## Further Text Processing & Re-Topic Modeling
* Earlier topic models had the issue of multiple derivatives of the same word (meet, meetings, meeting) etc. 
    * This diluted our topic models accuracy
* Resolve this by further processing our text with `SpaCy` and `textacy` to extract more specific parts of the text
    * E.G. lemma forms of these words, named-entities etc.
* Then try re-implementing `sklearn.decomposition NMF` and see if we can improve our results from notebooks (3) and (4)

In [7]:
import pandas as pd 
import numpy as np 
import math
import regex as re  
from sklearn.feature_extraction.text import TfidfVectorizer
from sklearn.decomposition import NMF
from tqdm.auto import tqdm
import textacy

In [2]:
# spacy components 
import spacy
from spacy.tokenizer import Tokenizer
from spacy.util import compile_prefix_regex, compile_infix_regex, compile_suffix_regex

# * download spacy medium English model
# !python -m spacy download en_core_web_md

In [3]:
# load the language object, labelled "nlp" from here on by convention 
## disable parser as it won't be needed for now
nlp = spacy.load('en_core_web_md', disable=["parser"])

* Load DF pickle from notebook (1) 

In [48]:
# read pickled DF from notebook #1 (initial exploratory data visuals)
df = pd.read_pickle('df_un_general_debates.pkl')

### The tokenisation problem from earlier notebook: 
* E.G. problems like: co-operation is split into co and operation etc.
* Need to utilise lemmatisation to avoid getting functionally-identical stems of the same word (meet, meets, meetings) etc.

* Below are functions to overcome this problem & handle other issues like noun phrase extraction etc.



# FURTHER TEXT PROCESSING WITH SPACY



## Customising Re-tokenisation 
* Spacy/NLTK by default splits on: hash signs, hyphens and underscores
    * Hence our problem with "co-operation" 
* Spacy's tokeniser is rule based:
    * splits text on white space
    * then uses prefix, suffix, and infix spliting rules defined by REGEX to further split remaining tokens
    * exceptions are applied for english specific oddities, like "can't" (should be split into lemmas: can and not)

(Collection entries)
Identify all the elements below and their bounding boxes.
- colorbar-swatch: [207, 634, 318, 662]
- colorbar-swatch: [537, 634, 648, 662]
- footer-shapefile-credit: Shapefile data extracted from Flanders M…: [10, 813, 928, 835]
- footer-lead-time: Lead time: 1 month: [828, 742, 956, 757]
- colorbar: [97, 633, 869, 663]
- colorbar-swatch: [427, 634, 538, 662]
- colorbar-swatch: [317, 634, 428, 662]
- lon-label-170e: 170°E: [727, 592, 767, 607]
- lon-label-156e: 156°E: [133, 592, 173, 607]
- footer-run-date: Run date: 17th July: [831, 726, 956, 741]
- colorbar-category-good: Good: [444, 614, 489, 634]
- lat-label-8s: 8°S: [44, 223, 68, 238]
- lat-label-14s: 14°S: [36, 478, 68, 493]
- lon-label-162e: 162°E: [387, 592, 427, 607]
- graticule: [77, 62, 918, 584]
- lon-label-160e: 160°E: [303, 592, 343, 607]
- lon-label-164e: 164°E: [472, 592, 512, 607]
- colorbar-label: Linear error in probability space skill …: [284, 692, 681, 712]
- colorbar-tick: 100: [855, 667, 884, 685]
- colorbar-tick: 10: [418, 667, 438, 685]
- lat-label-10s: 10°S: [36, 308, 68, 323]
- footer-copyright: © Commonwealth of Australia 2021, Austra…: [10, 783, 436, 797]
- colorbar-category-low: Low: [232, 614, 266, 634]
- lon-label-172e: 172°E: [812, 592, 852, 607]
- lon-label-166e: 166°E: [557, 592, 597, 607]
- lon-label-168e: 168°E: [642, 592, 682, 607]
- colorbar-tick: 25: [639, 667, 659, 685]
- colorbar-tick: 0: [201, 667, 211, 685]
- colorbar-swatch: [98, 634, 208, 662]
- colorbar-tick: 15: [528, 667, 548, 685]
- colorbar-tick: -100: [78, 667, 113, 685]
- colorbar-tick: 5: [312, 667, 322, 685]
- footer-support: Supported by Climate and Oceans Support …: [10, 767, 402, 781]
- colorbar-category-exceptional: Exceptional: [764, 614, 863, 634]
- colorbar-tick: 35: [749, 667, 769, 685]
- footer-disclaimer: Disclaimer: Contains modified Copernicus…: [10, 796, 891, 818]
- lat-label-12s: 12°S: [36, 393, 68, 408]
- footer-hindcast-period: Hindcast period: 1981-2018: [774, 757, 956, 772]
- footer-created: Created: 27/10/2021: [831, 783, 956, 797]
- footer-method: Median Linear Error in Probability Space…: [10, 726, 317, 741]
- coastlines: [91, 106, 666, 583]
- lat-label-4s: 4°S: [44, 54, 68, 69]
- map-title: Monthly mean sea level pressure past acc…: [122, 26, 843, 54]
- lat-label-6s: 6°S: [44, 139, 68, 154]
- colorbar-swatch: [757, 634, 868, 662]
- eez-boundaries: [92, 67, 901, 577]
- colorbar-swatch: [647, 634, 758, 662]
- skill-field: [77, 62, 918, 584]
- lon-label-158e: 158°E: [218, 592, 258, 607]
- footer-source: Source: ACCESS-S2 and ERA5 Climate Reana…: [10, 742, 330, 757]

Given exercise 1:
Duplicate the stretch of the text-processing notebook from "# * download" through "from notebook (1)".
Given exercise 2:
Answer these questions about the text-processing notebook, one line each:
(a) Which spaCy English model is loaded?
(b) Which component is disabled when that model is loaded?
(c) What does spaCy's tokenizer split text on before applying its prefix, suffix, and infix rules?
Given exercise 3:
In the text-processing notebook, rewrite the passage beginning "Spacy/NLTK by default splits on" as one short prose paragraph that keeps its main facts.
Nothing asked here involves the entries.

Answer 1:
# * download spacy medium English model
# !python -m spacy download en_core_web_md

In [3]:
# load the language object, labelled "nlp" from here on by convention 
## disable parser as it won't be needed for now
nlp = spacy.load('en_core_web_md', disable=["parser"])

* Load DF pickle from notebook (1)

Answer 2:
(a) en_core_web_md
(b) The parser
(c) White space

Answer 3:
By default, spaCy and NLTK split on hash signs, hyphens, and underscores, which is why "co-operation" gets broken apart. spaCy's tokenizer is rule based. It first splits text on white space and then applies regex-defined prefix, suffix, and infix rules to split the remaining tokens further. Exceptions handle English-specific oddities such as "can't," which should be split into the lemmas "can" and "not."